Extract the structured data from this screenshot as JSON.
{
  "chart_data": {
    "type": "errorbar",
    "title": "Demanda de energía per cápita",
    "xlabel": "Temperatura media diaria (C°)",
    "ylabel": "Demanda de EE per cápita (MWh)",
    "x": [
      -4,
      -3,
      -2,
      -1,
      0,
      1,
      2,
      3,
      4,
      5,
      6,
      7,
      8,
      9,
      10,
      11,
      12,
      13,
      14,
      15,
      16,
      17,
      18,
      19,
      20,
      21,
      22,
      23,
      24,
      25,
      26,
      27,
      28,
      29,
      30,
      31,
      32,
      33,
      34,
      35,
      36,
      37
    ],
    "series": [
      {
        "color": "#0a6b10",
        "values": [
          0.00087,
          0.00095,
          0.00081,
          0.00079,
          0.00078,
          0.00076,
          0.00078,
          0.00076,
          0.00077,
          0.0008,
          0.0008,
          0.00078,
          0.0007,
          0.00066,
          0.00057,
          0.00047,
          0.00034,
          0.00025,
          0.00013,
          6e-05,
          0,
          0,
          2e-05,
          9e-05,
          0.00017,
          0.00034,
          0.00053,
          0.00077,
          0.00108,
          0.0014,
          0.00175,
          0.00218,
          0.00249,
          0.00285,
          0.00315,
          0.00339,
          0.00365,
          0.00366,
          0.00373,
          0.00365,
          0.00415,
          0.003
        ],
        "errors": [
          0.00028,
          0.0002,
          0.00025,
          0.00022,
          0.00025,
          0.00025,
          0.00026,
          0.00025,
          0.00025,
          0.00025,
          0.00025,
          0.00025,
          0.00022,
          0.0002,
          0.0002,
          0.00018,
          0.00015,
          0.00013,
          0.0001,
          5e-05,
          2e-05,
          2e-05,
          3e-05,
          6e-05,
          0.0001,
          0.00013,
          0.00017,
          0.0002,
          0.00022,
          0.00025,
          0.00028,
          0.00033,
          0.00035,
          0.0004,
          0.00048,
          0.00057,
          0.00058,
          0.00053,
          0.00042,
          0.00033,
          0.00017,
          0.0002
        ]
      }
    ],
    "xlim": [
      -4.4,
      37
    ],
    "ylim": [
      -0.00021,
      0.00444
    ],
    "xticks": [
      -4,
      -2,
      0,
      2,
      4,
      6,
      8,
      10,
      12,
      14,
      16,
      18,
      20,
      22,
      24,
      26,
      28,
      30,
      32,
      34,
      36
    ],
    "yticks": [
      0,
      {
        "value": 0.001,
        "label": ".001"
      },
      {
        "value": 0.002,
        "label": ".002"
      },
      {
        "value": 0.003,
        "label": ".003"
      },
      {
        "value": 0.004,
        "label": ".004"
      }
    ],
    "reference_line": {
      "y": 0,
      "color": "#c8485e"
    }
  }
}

▬▬▬▬▬▬▬▬▬▬

• **REQUEST**
Restate all of the entries exactly, please.

• **EXERCISE OUTPUT**
Extract the structured data from this screenshot as JSON.
{
  "chart_data": {
    "type": "errorbar",
    "title": "Demanda de energía per cápita",
    "xlabel": "Temperatura media diaria (C°)",
    "ylabel": "Demanda de EE per cápita (MWh)",
    "x": [
      -4,
      -3,
      -2,
      -1,
      0,
      1,
      2,
      3,
      4,
      5,
      6,
      7,
      8,
      9,
      10,
      11,
      12,
      13,
      14,
      15,
      16,
      17,
      18,
      19,
      20,
      21,
      22,
      23,
      24,
      25,
      26,
      27,
      28,
      29,
      30,
      31,
      32,
      33,
      34,
      35,
      36,
      37
    ],
    "series": [
      {
        "color": "#0a6b10",
        "values": [
          0.00087,
          0.00095,
          0.00081,
          0.00079,
          0.00078,
          0.00076,
          0.00078,
          0.00076,
          0.00077,
          0.0008,
          0.0008,
          0.00078,
          0.0007,
          0.00066,
          0.00057,
          0.00047,
          0.00034,
          0.00025,
          0.00013,
          6e-05,
          0,
          0,
          2e-05,
          9e-05,
          0.00017,
          0.00034,
          0.00053,
          0.00077,
          0.00108,
          0.0014,
          0.00175,
          0.00218,
          0.00249,
          0.00285,
          0.00315,
          0.00339,
          0.00365,
          0.00366,
          0.00373,
          0.00365,
          0.00415,
          0.003
        ],
        "errors": [
          0.00028,
          0.0002,
          0.00025,
          0.00022,
          0.00025,
          0.00025,
          0.00026,
          0.00025,
          0.00025,
          0.00025,
          0.00025,
          0.00025,
          0.00022,
          0.0002,
          0.0002,
          0.00018,
          0.00015,
          0.00013,
          0.0001,
          5e-05,
          2e-05,
          2e-05,
          3e-05,
          6e-05,
          0.0001,
          0.00013,
          0.00017,
          0.0002,
          0.00022,
          0.00025,
          0.00028,
          0.00033,
          0.00035,
          0.0004,
          0.00048,
          0.00057,
          0.00058,
          0.00053,
          0.00042,
          0.00033,
          0.00017,
          0.0002
        ]
      }
    ],
    "xlim": [
      -4.4,
      37
    ],
    "ylim": [
      -0.00021,
      0.00444
    ],
    "xticks": [
      -4,
      -2,
      0,
      2,
      4,
      6,
      8,
      10,
      12,
      14,
      16,
      18,
      20,
      22,
      24,
      26,
      28,
      30,
      32,
      34,
      36
    ],
    "yticks": [
      0,
      {
        "value": 0.001,
        "label": ".001"
      },
      {
        "value": 0.002,
        "label": ".002"
      },
      {
        "value": 0.003,
        "label": ".003"
      },
      {
        "value": 0.004,
        "label": ".004"
      }
    ],
    "reference_line": {
      "y": 0,
      "color": "#c8485e"
    }
  }
}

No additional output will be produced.